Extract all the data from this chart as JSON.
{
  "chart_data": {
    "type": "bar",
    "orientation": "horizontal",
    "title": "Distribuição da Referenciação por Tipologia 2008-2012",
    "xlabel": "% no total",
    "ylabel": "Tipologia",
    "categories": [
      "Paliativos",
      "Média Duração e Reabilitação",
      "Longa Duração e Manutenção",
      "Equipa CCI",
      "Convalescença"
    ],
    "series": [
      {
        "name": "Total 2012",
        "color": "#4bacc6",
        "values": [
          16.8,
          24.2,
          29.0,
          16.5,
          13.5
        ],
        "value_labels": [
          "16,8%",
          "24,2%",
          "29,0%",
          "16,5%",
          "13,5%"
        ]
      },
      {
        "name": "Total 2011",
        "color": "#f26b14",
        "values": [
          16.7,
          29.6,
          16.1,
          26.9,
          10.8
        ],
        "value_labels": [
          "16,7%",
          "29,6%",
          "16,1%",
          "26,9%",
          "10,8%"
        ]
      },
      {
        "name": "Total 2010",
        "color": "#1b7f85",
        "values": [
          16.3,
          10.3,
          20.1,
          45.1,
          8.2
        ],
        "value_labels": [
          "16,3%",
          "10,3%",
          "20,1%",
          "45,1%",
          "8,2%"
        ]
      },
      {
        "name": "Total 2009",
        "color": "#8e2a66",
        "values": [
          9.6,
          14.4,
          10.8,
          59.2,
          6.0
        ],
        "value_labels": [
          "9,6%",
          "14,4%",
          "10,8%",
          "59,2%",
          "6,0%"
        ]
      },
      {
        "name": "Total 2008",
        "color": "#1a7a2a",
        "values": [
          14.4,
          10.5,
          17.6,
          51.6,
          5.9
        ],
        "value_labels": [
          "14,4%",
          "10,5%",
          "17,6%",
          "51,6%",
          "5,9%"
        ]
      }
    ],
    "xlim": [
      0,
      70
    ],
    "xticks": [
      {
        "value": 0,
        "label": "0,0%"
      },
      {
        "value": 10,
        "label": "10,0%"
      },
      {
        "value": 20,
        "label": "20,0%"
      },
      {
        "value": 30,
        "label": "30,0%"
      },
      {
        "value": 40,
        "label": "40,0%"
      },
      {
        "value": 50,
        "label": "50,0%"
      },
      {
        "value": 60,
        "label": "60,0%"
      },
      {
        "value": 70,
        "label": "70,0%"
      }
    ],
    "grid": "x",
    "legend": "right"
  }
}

▶ **GOAL**:
How many lines in the listing above contain the string "Tipologia"? Answer with the number only.

▶ **COMPLETE ANSWER**:
2